#### Task details
Copy each line with the word "switch" in it.

#### The data
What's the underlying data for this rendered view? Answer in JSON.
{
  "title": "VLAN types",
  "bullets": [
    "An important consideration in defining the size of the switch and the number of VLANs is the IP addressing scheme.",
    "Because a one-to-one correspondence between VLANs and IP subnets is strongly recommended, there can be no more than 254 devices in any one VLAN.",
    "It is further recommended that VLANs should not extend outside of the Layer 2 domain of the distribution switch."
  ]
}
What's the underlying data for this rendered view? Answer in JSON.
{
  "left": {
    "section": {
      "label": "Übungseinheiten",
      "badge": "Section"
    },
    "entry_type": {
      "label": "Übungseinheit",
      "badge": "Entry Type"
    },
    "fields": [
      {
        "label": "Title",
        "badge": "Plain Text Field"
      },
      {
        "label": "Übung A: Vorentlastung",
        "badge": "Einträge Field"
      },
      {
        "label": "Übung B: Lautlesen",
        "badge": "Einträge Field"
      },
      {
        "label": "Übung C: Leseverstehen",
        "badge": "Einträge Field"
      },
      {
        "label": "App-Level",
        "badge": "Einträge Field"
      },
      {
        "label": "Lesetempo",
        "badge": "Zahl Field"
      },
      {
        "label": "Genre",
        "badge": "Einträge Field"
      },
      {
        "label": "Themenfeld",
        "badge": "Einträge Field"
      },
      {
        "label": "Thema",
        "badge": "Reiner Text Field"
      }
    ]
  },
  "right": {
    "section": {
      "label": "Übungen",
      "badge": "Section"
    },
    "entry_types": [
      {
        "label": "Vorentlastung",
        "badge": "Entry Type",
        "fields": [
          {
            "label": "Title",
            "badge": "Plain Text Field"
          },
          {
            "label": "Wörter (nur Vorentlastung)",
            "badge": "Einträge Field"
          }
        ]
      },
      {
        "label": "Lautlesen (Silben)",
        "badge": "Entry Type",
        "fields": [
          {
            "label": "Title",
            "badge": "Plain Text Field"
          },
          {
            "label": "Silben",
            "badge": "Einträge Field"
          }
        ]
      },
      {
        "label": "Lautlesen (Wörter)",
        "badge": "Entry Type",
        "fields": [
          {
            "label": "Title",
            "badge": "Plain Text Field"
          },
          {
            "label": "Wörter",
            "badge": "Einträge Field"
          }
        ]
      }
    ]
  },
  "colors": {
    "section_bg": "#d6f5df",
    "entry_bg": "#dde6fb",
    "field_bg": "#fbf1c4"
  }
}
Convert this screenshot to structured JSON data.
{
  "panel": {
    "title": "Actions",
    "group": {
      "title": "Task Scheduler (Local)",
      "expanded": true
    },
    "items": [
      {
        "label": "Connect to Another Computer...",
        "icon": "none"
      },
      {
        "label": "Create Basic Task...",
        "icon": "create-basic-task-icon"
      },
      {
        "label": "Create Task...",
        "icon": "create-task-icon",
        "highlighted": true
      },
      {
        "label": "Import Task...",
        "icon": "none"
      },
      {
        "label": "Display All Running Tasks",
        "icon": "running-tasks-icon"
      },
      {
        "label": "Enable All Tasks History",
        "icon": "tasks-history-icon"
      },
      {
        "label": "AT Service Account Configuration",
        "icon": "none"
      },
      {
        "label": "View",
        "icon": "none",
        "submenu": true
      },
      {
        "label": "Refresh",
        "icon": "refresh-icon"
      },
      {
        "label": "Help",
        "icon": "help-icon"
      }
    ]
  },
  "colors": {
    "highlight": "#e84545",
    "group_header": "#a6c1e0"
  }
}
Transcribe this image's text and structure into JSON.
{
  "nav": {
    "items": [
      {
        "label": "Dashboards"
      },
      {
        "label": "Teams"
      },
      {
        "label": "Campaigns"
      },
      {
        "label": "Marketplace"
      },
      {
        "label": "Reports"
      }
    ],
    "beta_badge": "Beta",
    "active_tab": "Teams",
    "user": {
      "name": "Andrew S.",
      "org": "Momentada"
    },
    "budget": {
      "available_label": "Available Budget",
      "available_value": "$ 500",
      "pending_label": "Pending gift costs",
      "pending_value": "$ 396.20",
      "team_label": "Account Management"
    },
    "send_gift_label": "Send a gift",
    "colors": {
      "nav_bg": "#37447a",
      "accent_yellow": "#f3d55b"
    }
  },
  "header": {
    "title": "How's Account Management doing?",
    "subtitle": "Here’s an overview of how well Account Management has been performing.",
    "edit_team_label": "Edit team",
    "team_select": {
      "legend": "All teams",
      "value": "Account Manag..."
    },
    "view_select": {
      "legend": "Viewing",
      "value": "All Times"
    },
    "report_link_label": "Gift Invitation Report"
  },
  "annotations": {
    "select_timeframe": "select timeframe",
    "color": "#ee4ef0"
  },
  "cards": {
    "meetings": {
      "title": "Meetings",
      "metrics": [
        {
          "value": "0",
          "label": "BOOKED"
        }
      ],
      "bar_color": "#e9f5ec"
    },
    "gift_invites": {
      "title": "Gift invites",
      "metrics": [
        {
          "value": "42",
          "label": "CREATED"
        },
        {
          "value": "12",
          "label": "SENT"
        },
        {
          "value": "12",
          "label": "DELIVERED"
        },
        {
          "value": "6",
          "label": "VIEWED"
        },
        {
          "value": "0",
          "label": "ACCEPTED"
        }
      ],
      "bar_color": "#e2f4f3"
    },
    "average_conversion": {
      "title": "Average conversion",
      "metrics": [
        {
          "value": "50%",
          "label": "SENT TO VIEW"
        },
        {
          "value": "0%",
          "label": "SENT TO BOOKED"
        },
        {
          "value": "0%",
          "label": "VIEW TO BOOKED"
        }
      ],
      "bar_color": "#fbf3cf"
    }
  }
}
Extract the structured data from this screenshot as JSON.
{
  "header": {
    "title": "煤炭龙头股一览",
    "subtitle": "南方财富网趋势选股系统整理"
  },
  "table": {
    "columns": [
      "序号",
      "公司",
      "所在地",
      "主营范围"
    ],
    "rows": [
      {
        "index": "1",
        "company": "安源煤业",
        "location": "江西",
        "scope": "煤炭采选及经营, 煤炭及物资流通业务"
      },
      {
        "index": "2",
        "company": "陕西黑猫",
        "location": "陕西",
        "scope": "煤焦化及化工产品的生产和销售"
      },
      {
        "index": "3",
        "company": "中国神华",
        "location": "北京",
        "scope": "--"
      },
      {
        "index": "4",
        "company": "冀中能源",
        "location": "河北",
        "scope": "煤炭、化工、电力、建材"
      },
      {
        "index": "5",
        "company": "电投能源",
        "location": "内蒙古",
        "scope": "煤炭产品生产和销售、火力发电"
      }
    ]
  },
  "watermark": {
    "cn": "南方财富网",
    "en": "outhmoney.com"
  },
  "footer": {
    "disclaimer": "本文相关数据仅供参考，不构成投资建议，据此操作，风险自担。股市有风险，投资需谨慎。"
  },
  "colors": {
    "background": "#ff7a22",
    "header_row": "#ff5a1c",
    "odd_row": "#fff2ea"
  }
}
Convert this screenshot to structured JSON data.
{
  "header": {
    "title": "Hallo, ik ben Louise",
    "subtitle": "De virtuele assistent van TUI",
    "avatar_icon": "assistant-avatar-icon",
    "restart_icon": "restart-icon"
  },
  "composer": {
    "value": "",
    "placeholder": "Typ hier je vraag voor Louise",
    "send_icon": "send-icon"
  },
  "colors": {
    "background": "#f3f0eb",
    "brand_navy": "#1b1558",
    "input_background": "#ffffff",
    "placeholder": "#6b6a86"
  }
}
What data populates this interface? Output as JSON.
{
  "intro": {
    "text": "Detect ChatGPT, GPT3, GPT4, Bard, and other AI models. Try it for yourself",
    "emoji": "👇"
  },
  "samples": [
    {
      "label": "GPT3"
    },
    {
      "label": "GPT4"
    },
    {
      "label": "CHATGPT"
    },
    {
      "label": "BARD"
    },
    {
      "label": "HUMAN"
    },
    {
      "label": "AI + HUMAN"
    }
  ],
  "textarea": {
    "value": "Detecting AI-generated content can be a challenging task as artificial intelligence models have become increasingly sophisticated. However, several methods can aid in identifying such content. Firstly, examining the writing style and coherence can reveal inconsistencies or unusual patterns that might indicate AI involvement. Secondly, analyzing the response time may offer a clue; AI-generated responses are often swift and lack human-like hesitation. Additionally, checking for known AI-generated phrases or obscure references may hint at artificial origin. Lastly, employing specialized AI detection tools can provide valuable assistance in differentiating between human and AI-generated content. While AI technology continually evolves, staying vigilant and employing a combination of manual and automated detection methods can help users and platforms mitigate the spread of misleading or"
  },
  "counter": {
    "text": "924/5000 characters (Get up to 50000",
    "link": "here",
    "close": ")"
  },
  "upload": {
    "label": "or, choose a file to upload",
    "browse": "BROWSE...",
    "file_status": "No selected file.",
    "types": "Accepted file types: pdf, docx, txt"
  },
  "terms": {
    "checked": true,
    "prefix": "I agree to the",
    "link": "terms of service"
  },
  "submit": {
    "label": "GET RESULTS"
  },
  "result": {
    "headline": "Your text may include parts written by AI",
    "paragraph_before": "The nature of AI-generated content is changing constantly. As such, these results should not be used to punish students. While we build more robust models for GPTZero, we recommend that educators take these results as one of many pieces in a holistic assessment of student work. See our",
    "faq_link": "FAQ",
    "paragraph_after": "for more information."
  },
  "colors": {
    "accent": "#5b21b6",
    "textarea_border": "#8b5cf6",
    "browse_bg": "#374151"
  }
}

#### Result of the task
    "An important consideration in defining the size of the switch and the number of VLANs is the IP addressing scheme.",
    "It is further recommended that VLANs should not extend outside of the Layer 2 domain of the distribution switch."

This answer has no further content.